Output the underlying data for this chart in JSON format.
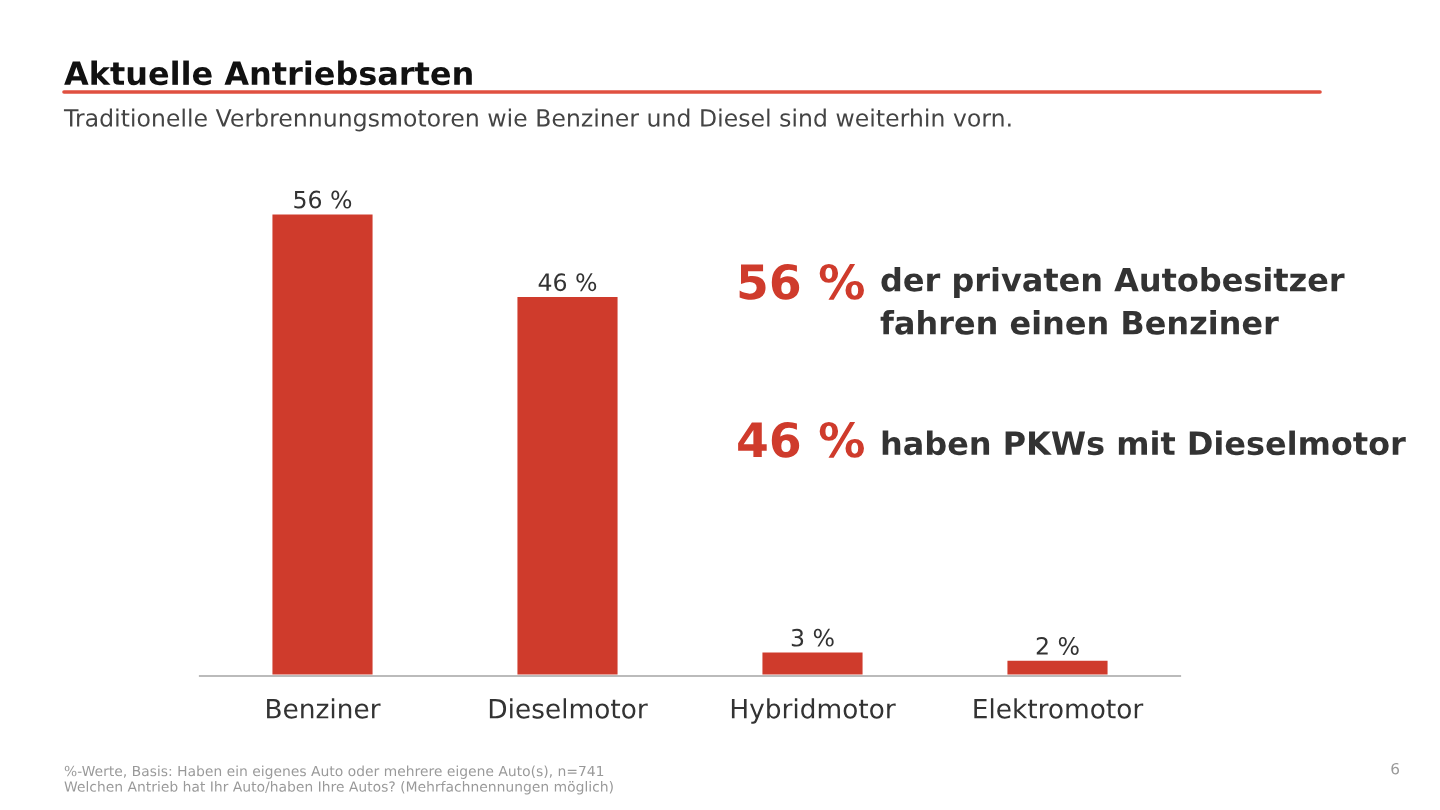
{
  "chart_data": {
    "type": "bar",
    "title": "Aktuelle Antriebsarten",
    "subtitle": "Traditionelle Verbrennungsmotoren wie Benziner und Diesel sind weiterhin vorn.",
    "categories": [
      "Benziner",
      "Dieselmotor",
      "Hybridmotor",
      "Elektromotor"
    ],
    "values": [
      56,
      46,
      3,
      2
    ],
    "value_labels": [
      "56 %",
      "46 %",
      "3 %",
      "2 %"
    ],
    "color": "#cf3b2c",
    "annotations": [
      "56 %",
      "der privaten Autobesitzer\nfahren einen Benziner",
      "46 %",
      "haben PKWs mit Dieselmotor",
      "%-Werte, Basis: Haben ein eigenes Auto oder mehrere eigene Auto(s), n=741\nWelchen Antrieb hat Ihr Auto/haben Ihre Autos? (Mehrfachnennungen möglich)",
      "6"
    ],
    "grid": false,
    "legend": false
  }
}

◇ ◇ ◇ ◇ ◇

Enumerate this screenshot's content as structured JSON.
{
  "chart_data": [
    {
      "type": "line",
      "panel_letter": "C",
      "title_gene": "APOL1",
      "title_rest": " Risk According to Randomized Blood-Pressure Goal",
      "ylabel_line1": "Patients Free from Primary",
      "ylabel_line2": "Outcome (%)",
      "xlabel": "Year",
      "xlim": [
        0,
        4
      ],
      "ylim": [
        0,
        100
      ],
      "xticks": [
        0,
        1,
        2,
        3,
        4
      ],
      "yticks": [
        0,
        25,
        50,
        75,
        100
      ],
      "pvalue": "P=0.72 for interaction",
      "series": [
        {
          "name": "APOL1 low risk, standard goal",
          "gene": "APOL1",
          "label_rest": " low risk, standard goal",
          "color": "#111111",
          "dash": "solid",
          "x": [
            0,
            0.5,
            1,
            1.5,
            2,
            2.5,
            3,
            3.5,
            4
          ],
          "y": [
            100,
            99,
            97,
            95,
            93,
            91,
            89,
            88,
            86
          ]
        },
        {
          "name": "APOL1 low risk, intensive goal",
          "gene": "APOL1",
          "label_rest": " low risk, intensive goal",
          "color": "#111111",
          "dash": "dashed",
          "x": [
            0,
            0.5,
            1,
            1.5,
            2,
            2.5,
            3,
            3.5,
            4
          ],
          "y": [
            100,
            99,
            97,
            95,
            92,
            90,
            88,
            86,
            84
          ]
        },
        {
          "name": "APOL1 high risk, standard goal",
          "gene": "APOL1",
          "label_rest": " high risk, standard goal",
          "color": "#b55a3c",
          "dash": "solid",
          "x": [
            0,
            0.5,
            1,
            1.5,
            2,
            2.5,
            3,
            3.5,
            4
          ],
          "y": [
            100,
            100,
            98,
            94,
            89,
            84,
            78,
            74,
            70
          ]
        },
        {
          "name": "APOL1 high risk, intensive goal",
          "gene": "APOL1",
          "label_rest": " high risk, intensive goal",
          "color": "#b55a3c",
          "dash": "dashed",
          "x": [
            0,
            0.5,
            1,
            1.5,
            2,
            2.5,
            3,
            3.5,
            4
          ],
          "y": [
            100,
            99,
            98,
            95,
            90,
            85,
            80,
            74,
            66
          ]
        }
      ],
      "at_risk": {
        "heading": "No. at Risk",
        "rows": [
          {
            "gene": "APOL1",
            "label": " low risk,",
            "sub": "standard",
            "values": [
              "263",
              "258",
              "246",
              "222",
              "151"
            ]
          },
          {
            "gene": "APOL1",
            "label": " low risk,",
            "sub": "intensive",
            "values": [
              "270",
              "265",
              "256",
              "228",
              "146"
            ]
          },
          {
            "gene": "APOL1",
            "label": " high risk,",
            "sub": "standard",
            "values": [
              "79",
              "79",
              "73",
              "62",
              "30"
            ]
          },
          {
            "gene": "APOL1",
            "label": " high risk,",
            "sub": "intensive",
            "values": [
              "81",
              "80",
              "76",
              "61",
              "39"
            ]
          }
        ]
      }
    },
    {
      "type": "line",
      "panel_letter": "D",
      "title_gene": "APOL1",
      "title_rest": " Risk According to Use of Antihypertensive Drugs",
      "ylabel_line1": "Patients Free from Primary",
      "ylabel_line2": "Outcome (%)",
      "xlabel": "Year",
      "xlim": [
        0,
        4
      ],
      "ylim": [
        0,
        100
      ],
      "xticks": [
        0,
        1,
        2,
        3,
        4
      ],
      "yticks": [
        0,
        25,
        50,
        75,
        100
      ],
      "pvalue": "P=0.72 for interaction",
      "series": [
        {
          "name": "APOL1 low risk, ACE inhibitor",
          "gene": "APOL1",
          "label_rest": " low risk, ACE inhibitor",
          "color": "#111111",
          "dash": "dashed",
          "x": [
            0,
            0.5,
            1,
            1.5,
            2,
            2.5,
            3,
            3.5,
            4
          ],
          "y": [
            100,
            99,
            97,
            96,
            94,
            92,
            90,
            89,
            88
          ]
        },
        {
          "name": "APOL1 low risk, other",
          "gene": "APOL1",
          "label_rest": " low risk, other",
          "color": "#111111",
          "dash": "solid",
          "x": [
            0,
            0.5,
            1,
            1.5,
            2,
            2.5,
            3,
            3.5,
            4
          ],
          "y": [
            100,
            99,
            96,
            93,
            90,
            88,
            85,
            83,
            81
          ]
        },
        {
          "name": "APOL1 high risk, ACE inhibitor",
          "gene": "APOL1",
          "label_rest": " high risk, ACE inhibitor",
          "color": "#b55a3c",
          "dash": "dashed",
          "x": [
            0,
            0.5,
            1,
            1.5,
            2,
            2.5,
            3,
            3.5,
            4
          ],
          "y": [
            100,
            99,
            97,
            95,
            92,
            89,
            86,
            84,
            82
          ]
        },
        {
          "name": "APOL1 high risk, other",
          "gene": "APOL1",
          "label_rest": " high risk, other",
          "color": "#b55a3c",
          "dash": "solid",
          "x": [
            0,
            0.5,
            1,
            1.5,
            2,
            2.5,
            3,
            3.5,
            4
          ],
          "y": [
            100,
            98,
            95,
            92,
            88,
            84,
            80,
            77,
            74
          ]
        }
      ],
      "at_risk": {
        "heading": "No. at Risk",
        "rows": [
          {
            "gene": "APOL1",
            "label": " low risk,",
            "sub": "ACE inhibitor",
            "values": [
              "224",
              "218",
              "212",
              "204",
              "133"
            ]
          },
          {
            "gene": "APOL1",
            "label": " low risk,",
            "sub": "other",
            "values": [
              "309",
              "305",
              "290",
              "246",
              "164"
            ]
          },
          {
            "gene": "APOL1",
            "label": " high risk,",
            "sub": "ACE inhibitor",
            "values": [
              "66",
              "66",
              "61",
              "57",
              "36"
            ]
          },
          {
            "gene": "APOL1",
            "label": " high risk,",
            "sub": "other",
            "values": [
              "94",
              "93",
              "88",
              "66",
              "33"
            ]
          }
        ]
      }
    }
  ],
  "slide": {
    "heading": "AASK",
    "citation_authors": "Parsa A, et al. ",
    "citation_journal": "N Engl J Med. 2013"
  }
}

◇ ◇ ◇ ◇ ◇

WHAT TO DO:
Using the data above, work out how many lines include the word "other" and give only that number.

YOUR RESPONSE:
6